# REQUEST
Which lines hold the word "Sales"? Copy each of them from the material.

__________

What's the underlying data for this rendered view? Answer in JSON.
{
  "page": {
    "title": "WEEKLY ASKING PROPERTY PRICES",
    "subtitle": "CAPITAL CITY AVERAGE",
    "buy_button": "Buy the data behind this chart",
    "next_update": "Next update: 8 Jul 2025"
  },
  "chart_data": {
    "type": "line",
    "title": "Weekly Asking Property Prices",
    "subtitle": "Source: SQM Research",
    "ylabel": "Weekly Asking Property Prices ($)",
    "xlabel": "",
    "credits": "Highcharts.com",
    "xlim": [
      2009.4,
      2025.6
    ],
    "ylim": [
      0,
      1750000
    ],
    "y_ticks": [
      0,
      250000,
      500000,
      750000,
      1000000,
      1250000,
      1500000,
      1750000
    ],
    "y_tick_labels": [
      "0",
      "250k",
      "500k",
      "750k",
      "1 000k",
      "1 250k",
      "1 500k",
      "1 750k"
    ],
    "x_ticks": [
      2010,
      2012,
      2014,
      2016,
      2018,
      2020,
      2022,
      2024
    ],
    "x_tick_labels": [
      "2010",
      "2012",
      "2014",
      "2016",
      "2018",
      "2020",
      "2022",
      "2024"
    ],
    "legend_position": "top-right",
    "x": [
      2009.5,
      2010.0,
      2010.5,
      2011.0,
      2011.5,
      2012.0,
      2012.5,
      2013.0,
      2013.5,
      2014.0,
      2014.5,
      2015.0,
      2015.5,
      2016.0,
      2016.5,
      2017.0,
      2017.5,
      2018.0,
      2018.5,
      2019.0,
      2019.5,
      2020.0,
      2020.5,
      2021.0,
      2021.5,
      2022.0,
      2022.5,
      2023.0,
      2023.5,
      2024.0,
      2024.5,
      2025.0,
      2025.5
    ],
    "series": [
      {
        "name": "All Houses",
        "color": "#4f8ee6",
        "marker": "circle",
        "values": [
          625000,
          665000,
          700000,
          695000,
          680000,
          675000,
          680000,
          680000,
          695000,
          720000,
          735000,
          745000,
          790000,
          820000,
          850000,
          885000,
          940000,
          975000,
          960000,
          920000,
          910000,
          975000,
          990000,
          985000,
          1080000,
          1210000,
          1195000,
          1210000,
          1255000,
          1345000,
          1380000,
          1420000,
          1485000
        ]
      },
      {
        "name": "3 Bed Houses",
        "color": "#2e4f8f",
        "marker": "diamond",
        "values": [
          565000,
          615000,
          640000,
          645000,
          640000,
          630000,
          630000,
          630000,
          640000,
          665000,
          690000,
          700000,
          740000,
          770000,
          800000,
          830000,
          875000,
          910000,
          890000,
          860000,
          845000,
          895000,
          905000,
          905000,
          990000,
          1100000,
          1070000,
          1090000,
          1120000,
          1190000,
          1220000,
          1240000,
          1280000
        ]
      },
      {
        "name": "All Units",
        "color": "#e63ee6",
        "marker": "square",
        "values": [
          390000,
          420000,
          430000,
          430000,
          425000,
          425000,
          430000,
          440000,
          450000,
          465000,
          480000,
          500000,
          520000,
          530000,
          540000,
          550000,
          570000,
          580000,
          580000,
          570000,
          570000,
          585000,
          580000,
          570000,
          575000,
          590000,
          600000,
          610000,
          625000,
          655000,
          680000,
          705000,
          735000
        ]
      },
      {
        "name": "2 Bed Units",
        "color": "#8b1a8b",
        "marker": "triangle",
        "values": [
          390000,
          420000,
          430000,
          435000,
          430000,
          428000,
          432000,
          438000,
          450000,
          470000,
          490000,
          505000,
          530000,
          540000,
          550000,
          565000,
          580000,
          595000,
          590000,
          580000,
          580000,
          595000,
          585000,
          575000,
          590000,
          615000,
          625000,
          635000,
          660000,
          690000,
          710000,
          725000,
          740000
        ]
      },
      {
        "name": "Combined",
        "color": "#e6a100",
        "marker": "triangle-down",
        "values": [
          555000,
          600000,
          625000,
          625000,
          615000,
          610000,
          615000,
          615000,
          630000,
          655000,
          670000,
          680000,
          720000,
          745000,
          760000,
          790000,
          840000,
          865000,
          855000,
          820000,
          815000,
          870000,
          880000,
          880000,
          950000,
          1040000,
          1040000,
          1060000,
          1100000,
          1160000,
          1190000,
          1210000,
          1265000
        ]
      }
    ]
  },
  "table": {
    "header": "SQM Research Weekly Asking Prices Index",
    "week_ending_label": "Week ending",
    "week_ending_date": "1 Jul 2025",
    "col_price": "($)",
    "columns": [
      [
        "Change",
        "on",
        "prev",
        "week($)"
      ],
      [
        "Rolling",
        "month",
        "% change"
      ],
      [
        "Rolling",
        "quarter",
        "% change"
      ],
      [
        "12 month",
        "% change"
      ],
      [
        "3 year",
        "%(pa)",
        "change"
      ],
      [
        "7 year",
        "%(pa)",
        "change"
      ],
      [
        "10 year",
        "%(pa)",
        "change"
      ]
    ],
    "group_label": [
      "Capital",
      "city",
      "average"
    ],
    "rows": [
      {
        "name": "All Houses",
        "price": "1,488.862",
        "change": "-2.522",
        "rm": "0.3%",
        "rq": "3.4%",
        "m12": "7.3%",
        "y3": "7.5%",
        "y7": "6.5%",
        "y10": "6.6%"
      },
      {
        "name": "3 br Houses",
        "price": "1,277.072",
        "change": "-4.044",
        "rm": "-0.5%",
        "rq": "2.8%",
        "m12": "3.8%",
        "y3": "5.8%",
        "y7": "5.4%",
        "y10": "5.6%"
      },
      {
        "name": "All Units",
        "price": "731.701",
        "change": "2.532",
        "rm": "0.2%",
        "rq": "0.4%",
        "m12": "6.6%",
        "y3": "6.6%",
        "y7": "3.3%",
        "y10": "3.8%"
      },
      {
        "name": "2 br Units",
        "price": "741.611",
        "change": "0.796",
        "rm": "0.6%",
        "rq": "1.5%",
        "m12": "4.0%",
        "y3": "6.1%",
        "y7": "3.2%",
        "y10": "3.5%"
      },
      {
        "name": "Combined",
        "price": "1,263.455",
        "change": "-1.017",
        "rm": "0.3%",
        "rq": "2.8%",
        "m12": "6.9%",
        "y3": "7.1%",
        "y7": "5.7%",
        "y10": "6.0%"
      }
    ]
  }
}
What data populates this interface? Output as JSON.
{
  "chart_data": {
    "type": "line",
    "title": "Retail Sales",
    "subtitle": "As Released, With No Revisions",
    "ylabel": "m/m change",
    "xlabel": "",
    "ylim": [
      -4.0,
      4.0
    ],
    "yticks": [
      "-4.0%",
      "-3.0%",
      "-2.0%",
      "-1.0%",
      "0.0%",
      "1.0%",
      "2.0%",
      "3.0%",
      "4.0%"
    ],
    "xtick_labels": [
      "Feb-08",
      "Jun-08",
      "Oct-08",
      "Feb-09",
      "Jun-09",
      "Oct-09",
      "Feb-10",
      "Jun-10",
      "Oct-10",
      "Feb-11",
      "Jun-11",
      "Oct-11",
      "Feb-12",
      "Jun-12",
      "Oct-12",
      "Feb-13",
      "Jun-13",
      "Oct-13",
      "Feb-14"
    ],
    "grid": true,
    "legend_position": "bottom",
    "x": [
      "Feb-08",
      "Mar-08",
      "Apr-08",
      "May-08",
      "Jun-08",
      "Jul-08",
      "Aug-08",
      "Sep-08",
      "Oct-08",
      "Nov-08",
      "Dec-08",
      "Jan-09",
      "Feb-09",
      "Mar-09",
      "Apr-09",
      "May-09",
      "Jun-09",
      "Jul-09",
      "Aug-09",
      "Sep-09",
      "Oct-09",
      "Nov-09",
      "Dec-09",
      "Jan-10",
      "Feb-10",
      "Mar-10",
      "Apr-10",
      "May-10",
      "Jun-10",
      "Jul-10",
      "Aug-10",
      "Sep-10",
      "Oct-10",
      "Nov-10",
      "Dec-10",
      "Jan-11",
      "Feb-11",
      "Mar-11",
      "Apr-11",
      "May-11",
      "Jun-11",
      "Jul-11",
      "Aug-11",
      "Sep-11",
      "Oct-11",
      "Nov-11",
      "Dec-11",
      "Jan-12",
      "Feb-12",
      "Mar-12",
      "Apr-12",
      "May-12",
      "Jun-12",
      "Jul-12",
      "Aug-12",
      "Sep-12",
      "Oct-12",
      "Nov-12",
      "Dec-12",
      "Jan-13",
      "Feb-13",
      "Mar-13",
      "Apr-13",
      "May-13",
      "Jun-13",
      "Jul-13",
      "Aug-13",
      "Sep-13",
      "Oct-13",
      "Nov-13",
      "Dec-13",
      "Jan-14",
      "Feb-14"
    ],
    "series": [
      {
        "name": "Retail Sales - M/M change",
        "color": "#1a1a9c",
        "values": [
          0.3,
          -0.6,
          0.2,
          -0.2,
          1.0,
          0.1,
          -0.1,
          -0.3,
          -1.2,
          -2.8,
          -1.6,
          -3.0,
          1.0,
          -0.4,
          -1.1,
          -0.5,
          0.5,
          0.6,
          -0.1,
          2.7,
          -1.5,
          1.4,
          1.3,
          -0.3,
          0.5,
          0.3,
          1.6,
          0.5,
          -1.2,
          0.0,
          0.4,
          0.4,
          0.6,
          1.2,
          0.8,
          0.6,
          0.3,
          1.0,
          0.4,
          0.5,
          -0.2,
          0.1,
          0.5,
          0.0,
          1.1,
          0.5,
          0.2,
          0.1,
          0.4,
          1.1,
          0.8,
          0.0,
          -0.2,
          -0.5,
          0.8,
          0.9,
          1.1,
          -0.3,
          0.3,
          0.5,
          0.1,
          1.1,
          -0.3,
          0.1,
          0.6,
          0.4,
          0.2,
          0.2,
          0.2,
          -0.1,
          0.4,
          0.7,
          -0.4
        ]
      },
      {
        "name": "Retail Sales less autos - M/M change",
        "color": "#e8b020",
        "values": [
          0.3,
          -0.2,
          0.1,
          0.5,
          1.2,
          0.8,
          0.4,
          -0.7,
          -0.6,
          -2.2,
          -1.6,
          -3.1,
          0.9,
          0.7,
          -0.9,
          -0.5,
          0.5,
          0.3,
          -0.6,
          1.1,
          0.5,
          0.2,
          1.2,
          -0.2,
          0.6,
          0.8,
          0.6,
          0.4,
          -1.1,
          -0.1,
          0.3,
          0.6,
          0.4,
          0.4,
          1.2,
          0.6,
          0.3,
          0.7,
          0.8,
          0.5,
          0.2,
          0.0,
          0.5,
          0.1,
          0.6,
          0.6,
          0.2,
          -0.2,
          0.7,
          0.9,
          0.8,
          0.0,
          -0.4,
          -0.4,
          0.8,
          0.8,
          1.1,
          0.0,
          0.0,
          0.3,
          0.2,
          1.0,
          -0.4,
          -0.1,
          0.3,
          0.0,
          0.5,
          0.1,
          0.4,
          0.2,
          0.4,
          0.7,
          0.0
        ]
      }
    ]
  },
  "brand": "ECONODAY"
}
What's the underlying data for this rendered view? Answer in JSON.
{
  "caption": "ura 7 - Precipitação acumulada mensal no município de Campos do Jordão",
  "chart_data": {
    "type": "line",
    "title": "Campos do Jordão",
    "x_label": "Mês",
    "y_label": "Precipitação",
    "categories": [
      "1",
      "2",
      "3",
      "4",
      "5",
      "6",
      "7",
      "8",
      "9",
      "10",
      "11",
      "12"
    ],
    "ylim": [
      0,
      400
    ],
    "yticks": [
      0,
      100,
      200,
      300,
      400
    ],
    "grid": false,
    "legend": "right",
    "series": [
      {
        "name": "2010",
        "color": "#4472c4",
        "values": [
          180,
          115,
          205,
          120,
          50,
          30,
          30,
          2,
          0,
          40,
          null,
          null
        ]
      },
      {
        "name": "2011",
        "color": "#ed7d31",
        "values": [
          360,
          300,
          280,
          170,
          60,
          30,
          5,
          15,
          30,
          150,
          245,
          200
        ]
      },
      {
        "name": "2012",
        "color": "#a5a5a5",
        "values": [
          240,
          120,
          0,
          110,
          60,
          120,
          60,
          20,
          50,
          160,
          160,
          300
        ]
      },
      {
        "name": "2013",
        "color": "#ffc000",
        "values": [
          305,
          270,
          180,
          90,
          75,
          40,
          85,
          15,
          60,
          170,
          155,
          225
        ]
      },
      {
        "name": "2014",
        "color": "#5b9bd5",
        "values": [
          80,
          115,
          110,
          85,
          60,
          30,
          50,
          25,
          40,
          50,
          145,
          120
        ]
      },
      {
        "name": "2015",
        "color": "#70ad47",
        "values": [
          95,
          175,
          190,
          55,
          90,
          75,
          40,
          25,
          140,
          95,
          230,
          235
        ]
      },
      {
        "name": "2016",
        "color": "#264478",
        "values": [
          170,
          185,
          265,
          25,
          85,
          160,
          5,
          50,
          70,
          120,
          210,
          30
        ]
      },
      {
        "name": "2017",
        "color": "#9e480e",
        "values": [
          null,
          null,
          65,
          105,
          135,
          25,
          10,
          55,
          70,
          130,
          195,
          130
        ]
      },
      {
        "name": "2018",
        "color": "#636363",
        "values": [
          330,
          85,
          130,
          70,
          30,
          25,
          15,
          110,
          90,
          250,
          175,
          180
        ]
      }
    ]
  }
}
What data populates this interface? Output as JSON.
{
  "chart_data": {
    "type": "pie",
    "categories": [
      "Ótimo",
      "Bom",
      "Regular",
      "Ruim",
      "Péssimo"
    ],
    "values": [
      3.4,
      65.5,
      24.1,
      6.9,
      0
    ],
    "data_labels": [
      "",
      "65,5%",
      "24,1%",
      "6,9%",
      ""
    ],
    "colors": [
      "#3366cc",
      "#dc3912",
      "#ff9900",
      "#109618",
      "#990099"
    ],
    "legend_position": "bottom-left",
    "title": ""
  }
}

__________

# RESULT OF THIS TASK
    "title": "Retail Sales",
        "name": "Retail Sales - M/M change",
        "name": "Retail Sales less autos - M/M change",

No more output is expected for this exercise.